[Stored data]
════════
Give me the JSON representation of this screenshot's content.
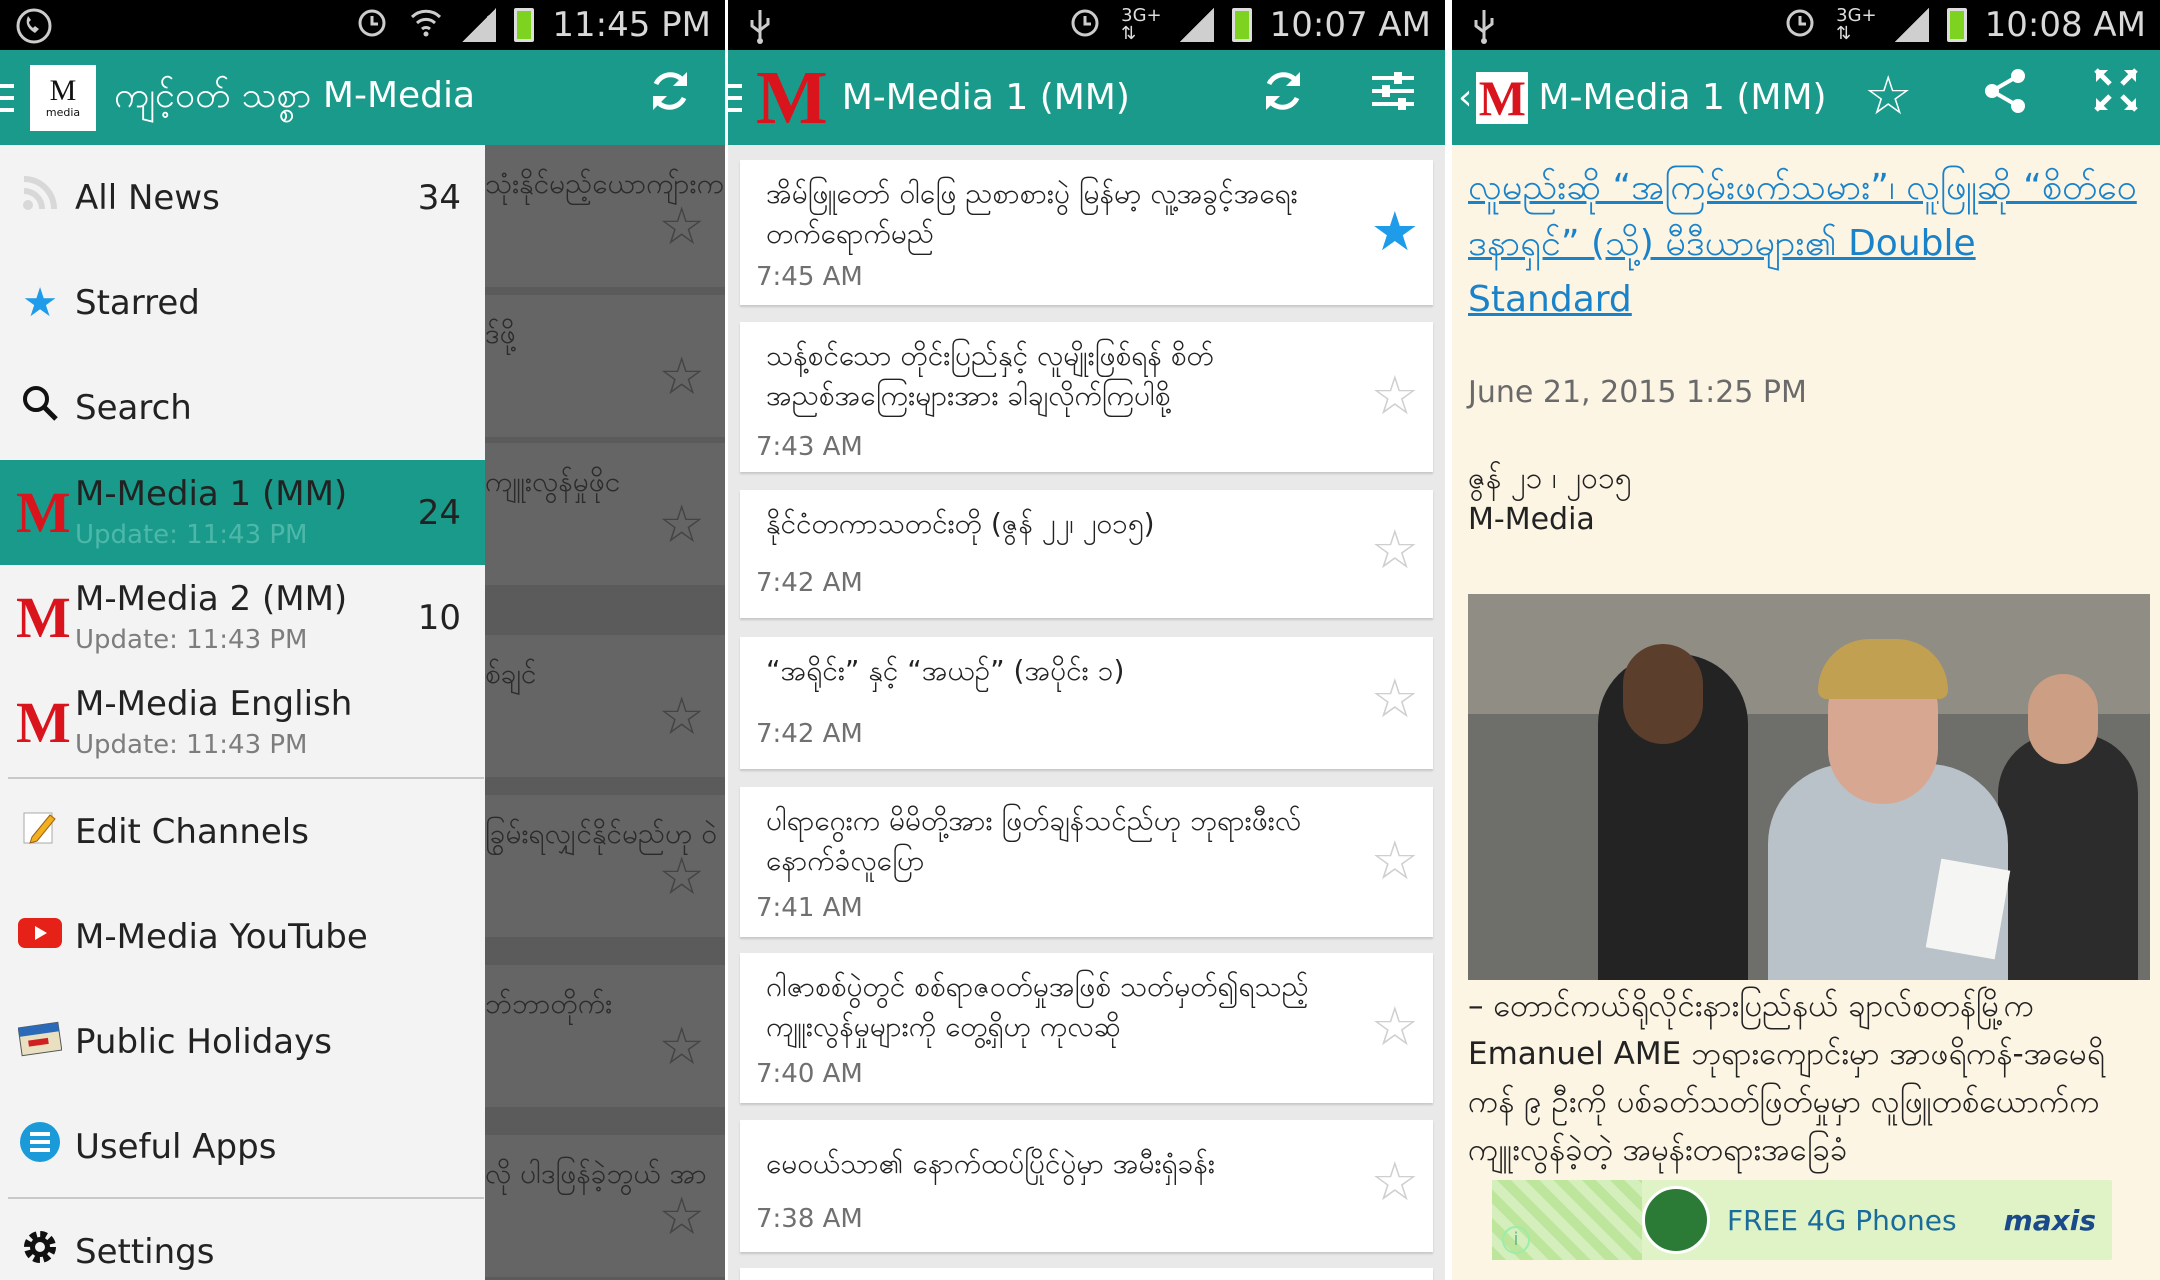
{
  "screen1": {
    "status": {
      "time": "11:45 PM"
    },
    "appbar": {
      "title": "ကျင့်ဝတ် သစ္စာ M-Media",
      "logo_text": "M",
      "logo_sub": "media"
    },
    "drawer": {
      "all_news": {
        "label": "All News",
        "count": "34"
      },
      "starred": {
        "label": "Starred"
      },
      "search": {
        "label": "Search"
      },
      "channels": [
        {
          "name": "M-Media 1 (MM)",
          "update": "Update: 11:43 PM",
          "count": "24"
        },
        {
          "name": "M-Media 2 (MM)",
          "update": "Update: 11:43 PM",
          "count": "10"
        },
        {
          "name": "M-Media English",
          "update": "Update: 11:43 PM",
          "count": ""
        }
      ],
      "edit_channels": "Edit Channels",
      "youtube": "M-Media YouTube",
      "holidays": "Public Holidays",
      "useful_apps": "Useful Apps",
      "settings": "Settings"
    },
    "behind": [
      "သုံးနိုင်မည့်ယောကျ်ားက",
      "ဒ်ဖို့",
      "ကျူးလွန်မှုဖိုင",
      "စ်ချင်",
      "ခြွမ်းရလျှင်နိုင်မည်ဟု ဝဲ",
      "ဘ်ဘာတိုက်း",
      "လို ပါဒဖြန်ခဲ့ဘွယ် အာ"
    ]
  },
  "screen2": {
    "status": {
      "time": "10:07 AM"
    },
    "appbar": {
      "title": "M-Media 1 (MM)"
    },
    "items": [
      {
        "headline": "အိမ်ဖြူတော် ဝါဖြေ ညစာစားပွဲ မြန်မာ့ လူ့အခွင့်အရေး တက်ရောက်မည်",
        "time": "7:45 AM",
        "starred": true
      },
      {
        "headline": "သန့်စင်သော တိုင်းပြည်နှင့် လူမျိုးဖြစ်ရန် စိတ်အညစ်အကြေးများအား ခါချလိုက်ကြပါစို့",
        "time": "7:43 AM",
        "starred": false
      },
      {
        "headline": "နိုင်ငံတကာသတင်းတို (ဇွန် ၂၂၊ ၂၀၁၅)",
        "time": "7:42 AM",
        "starred": false
      },
      {
        "headline": "“အရိုင်း” နှင့် “အယဉ်” (အပိုင်း ၁)",
        "time": "7:42 AM",
        "starred": false
      },
      {
        "headline": "ပါရာဂွေးက မိမိတို့အား ဖြတ်ချန်သင်ည်ဟု ဘုရားဖီးလ်နောက်ခံလူပြော",
        "time": "7:41 AM",
        "starred": false
      },
      {
        "headline": "ဂါဇာစစ်ပွဲတွင် စစ်ရာဇဝတ်မှုအဖြစ် သတ်မှတ်၍ရသည့် ကျူးလွန်မှုများကို တွေ့ရှိဟု ကုလဆို",
        "time": "7:40 AM",
        "starred": false
      },
      {
        "headline": "မေဝယ်သာ၏ နောက်ထပ်ပြိုင်ပွဲမှာ အမီးရှံခန်း",
        "time": "7:38 AM",
        "starred": false
      }
    ]
  },
  "screen3": {
    "status": {
      "time": "10:08 AM"
    },
    "appbar": {
      "title": "M-Media 1 (MM)"
    },
    "article": {
      "title": "လူမည်းဆို “အကြမ်းဖက်သမား”၊ လူဖြူဆို “စိတ်ဝေဒနာရှင်” (သို့) မီဒီယာများ၏ Double Standard",
      "date": "June 21, 2015 1:25 PM",
      "dateline": "ဇွန် ၂၁ ၊ ၂၀၁၅",
      "source": "M-Media",
      "body": "– တောင်ကယ်ရိုလိုင်းနားပြည်နယ် ချာလ်စတန်မြို့က Emanuel AME ဘုရားကျောင်းမှာ အာဖရိကန်-အမေရိကန် ၉ ဦးကို ပစ်ခတ်သတ်ဖြတ်မှုမှာ လူဖြူတစ်ယောက်က ကျူးလွန်ခဲ့တဲ့ အမုန်းတရားအခြေခံ"
    },
    "ad": {
      "text": "FREE 4G Phones",
      "brand": "maxis",
      "info": "i"
    }
  }
}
════════
Copy the material shown above in full and exactly. Skip the pictures.

Give me the JSON representation of this screenshot's content.
{
  "screen1": {
    "status": {
      "time": "11:45 PM"
    },
    "appbar": {
      "title": "ကျင့်ဝတ် သစ္စာ M-Media",
      "logo_text": "M",
      "logo_sub": "media"
    },
    "drawer": {
      "all_news": {
        "label": "All News",
        "count": "34"
      },
      "starred": {
        "label": "Starred"
      },
      "search": {
        "label": "Search"
      },
      "channels": [
        {
          "name": "M-Media 1 (MM)",
          "update": "Update: 11:43 PM",
          "count": "24"
        },
        {
          "name": "M-Media 2 (MM)",
          "update": "Update: 11:43 PM",
          "count": "10"
        },
        {
          "name": "M-Media English",
          "update": "Update: 11:43 PM",
          "count": ""
        }
      ],
      "edit_channels": "Edit Channels",
      "youtube": "M-Media YouTube",
      "holidays": "Public Holidays",
      "useful_apps": "Useful Apps",
      "settings": "Settings"
    },
    "behind": [
      "သုံးနိုင်မည့်ယောကျ်ားက",
      "ဒ်ဖို့",
      "ကျူးလွန်မှုဖိုင",
      "စ်ချင်",
      "ခြွမ်းရလျှင်နိုင်မည်ဟု ဝဲ",
      "ဘ်ဘာတိုက်း",
      "လို ပါဒဖြန်ခဲ့ဘွယ် အာ"
    ]
  },
  "screen2": {
    "status": {
      "time": "10:07 AM"
    },
    "appbar": {
      "title": "M-Media 1 (MM)"
    },
    "items": [
      {
        "headline": "အိမ်ဖြူတော် ဝါဖြေ ညစာစားပွဲ မြန်မာ့ လူ့အခွင့်အရေး တက်ရောက်မည်",
        "time": "7:45 AM",
        "starred": true
      },
      {
        "headline": "သန့်စင်သော တိုင်းပြည်နှင့် လူမျိုးဖြစ်ရန် စိတ်အညစ်အကြေးများအား ခါချလိုက်ကြပါစို့",
        "time": "7:43 AM",
        "starred": false
      },
      {
        "headline": "နိုင်ငံတကာသတင်းတို (ဇွန် ၂၂၊ ၂၀၁၅)",
        "time": "7:42 AM",
        "starred": false
      },
      {
        "headline": "“အရိုင်း” နှင့် “အယဉ်” (အပိုင်း ၁)",
        "time": "7:42 AM",
        "starred": false
      },
      {
        "headline": "ပါရာဂွေးက မိမိတို့အား ဖြတ်ချန်သင်ည်ဟု ဘုရားဖီးလ်နောက်ခံလူပြော",
        "time": "7:41 AM",
        "starred": false
      },
      {
        "headline": "ဂါဇာစစ်ပွဲတွင် စစ်ရာဇဝတ်မှုအဖြစ် သတ်မှတ်၍ရသည့် ကျူးလွန်မှုများကို တွေ့ရှိဟု ကုလဆို",
        "time": "7:40 AM",
        "starred": false
      },
      {
        "headline": "မေဝယ်သာ၏ နောက်ထပ်ပြိုင်ပွဲမှာ အမီးရှံခန်း",
        "time": "7:38 AM",
        "starred": false
      }
    ]
  },
  "screen3": {
    "status": {
      "time": "10:08 AM"
    },
    "appbar": {
      "title": "M-Media 1 (MM)"
    },
    "article": {
      "title": "လူမည်းဆို “အကြမ်းဖက်သမား”၊ လူဖြူဆို “စိတ်ဝေဒနာရှင်” (သို့) မီဒီယာများ၏ Double Standard",
      "date": "June 21, 2015 1:25 PM",
      "dateline": "ဇွန် ၂၁ ၊ ၂၀၁၅",
      "source": "M-Media",
      "body": "– တောင်ကယ်ရိုလိုင်းနားပြည်နယ် ချာလ်စတန်မြို့က Emanuel AME ဘုရားကျောင်းမှာ အာဖရိကန်-အမေရိကန် ၉ ဦးကို ပစ်ခတ်သတ်ဖြတ်မှုမှာ လူဖြူတစ်ယောက်က ကျူးလွန်ခဲ့တဲ့ အမုန်းတရားအခြေခံ"
    },
    "ad": {
      "text": "FREE 4G Phones",
      "brand": "maxis",
      "info": "i"
    }
  }
}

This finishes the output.